##### RECORDS SUPPLIED #####

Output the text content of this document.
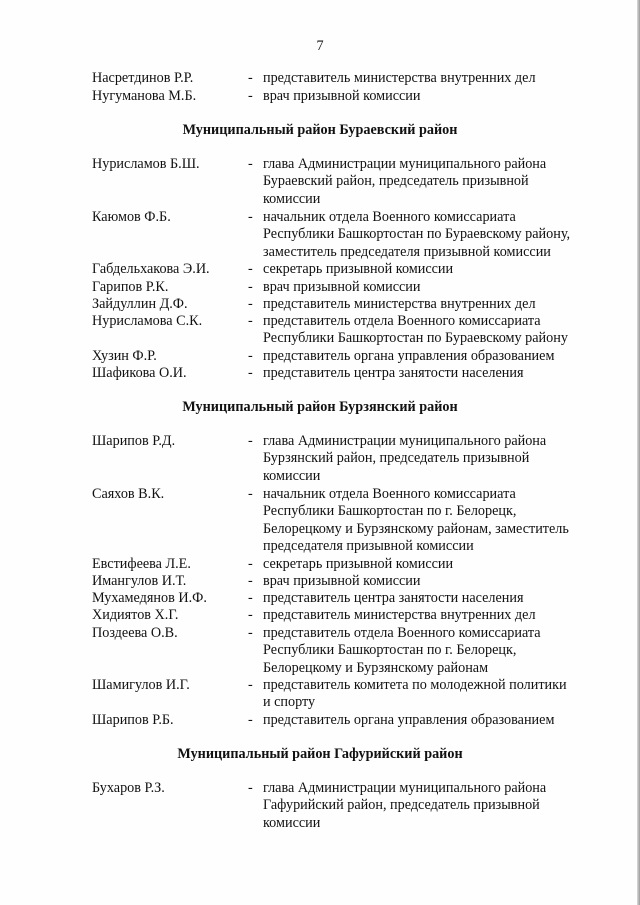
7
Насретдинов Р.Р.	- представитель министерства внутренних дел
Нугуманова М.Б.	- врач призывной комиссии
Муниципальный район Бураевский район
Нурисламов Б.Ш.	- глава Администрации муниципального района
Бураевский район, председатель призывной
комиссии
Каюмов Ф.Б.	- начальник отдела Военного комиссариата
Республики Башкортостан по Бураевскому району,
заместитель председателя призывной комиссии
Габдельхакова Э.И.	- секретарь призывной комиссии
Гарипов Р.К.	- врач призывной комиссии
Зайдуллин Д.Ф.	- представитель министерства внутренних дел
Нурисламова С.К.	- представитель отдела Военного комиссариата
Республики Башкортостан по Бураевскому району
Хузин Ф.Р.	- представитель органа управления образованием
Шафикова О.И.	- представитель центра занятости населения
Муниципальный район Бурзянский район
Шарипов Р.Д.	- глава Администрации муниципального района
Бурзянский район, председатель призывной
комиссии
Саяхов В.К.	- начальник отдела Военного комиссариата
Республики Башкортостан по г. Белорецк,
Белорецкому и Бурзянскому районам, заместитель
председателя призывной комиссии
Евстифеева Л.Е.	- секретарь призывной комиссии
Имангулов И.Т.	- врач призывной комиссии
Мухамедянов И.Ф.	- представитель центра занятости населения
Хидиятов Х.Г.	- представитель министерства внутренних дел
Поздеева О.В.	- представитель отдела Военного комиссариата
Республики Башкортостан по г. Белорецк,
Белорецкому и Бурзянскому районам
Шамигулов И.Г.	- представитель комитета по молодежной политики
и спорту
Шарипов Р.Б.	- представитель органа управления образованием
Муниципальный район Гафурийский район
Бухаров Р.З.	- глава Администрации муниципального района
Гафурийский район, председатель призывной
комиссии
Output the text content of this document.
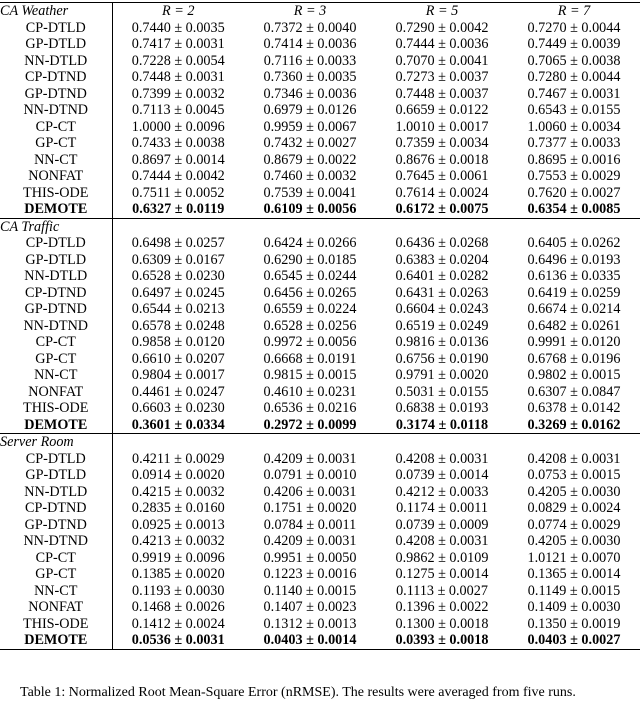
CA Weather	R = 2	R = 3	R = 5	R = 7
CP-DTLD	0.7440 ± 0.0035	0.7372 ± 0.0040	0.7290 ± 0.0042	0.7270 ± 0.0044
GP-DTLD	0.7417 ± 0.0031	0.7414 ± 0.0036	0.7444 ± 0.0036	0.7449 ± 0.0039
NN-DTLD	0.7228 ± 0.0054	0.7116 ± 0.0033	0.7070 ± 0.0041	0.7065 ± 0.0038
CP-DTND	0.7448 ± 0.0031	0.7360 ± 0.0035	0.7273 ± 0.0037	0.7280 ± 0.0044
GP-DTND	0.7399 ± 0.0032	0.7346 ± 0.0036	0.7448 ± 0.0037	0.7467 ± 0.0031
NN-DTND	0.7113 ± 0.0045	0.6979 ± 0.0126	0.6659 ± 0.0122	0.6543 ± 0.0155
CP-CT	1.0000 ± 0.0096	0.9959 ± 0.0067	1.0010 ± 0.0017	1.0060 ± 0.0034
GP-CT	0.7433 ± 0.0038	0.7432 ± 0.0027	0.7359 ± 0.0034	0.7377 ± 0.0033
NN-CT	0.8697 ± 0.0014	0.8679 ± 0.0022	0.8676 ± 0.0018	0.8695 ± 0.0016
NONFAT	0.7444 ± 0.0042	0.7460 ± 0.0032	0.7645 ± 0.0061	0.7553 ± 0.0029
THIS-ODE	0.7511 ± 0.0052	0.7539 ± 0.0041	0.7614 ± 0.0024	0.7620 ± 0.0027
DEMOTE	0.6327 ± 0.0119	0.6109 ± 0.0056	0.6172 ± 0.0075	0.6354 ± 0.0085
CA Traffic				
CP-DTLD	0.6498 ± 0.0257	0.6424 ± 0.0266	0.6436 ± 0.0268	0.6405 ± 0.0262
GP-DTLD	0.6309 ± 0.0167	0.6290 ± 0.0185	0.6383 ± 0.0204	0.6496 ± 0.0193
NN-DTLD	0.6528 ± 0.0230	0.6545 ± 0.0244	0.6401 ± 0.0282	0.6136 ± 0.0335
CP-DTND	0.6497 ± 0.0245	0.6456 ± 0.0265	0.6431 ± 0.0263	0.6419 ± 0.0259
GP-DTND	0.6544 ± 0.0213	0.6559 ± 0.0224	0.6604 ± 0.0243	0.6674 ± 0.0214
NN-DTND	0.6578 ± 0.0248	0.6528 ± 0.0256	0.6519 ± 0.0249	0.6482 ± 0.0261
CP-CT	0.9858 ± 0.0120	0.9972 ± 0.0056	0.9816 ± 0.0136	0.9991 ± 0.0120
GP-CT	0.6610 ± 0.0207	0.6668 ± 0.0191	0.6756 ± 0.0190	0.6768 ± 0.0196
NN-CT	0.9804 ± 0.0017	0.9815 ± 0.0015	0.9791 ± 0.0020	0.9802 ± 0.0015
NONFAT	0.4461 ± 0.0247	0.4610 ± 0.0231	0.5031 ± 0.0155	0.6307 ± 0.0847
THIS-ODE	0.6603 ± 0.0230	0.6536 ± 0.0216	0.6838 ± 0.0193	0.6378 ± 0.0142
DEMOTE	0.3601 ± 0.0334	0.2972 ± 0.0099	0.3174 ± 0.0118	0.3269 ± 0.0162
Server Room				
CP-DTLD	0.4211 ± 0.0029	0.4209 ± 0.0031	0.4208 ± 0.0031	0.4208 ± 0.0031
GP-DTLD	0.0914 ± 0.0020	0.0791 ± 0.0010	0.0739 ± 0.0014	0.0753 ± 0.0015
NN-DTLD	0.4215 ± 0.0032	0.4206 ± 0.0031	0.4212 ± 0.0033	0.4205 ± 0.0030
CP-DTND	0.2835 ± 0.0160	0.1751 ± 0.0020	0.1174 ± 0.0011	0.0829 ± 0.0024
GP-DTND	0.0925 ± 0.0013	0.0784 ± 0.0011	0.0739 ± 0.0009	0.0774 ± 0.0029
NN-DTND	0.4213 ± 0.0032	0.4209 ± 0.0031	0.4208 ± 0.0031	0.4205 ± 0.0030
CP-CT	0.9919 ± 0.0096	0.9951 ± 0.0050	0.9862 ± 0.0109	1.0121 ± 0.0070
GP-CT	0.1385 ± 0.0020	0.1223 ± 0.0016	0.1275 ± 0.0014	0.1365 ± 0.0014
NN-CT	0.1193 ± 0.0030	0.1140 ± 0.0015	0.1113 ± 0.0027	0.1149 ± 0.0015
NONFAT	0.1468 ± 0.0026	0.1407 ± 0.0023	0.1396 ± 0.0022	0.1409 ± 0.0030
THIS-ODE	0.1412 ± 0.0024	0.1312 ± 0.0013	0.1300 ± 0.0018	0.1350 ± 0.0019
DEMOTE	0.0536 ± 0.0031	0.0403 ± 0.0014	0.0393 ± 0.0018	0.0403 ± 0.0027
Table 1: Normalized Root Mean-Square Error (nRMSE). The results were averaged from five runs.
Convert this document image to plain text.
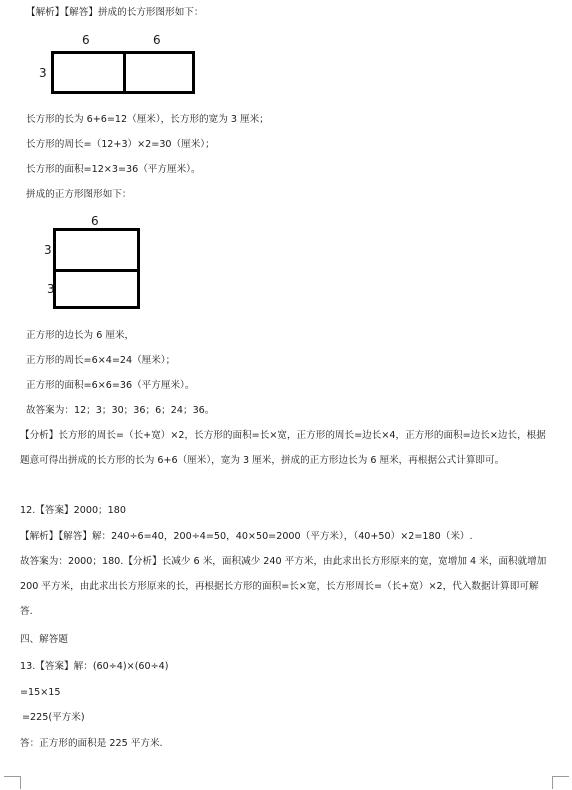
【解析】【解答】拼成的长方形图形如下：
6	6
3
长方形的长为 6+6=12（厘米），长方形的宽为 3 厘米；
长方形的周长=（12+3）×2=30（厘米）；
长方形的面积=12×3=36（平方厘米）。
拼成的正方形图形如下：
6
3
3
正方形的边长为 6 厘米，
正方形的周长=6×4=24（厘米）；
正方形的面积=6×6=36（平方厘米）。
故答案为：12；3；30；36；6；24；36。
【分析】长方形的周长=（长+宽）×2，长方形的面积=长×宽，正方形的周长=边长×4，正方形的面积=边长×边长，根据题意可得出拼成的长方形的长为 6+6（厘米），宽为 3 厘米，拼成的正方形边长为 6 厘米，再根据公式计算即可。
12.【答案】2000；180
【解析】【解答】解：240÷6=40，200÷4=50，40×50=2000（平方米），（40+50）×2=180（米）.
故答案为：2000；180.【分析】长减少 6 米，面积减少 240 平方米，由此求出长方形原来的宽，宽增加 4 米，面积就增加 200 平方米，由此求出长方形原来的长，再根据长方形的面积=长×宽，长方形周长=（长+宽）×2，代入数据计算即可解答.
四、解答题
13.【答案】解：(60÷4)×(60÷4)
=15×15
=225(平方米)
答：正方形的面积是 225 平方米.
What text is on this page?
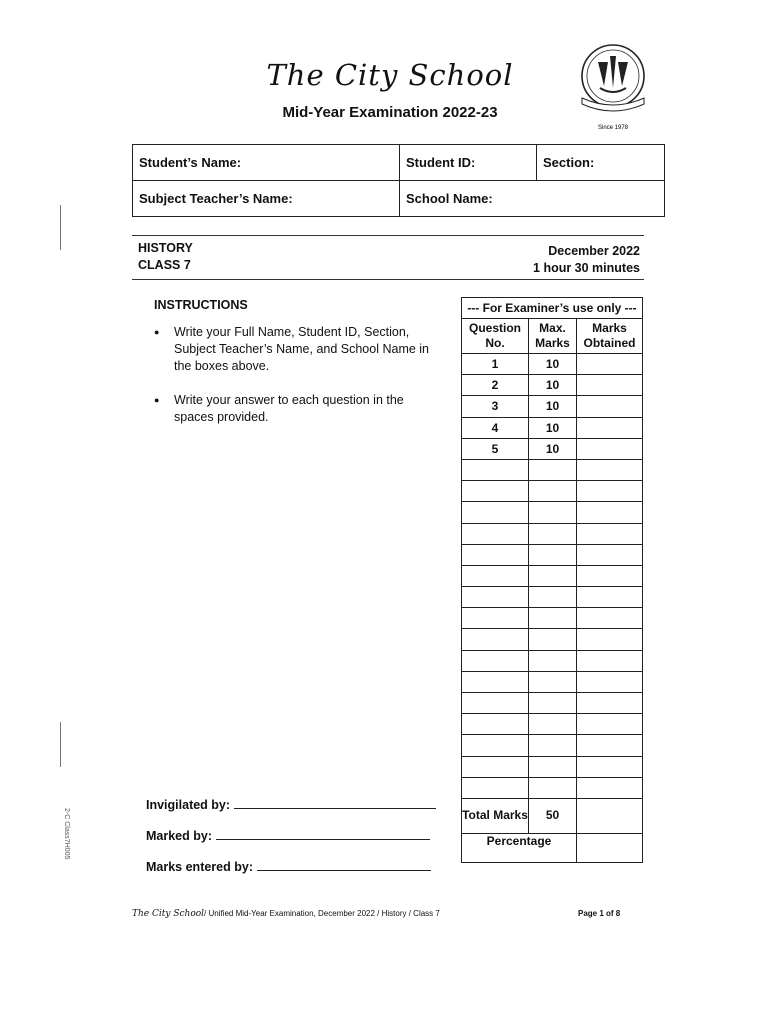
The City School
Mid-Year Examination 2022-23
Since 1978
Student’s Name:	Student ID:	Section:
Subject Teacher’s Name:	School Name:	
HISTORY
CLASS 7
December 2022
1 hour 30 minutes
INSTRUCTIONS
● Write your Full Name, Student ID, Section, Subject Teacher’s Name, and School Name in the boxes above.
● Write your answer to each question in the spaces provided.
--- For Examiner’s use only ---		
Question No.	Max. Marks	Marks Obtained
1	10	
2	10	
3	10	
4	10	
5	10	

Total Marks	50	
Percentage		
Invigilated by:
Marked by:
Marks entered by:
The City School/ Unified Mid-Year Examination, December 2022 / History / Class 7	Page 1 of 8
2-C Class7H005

#####

Identify the lines that contain the string "заместитель", and copy every one of them.

> [ANSWER TO THIS EXERCISE]
заместитель председателя призывной комиссии
Белорецкому и Бурзянскому районам, заместитель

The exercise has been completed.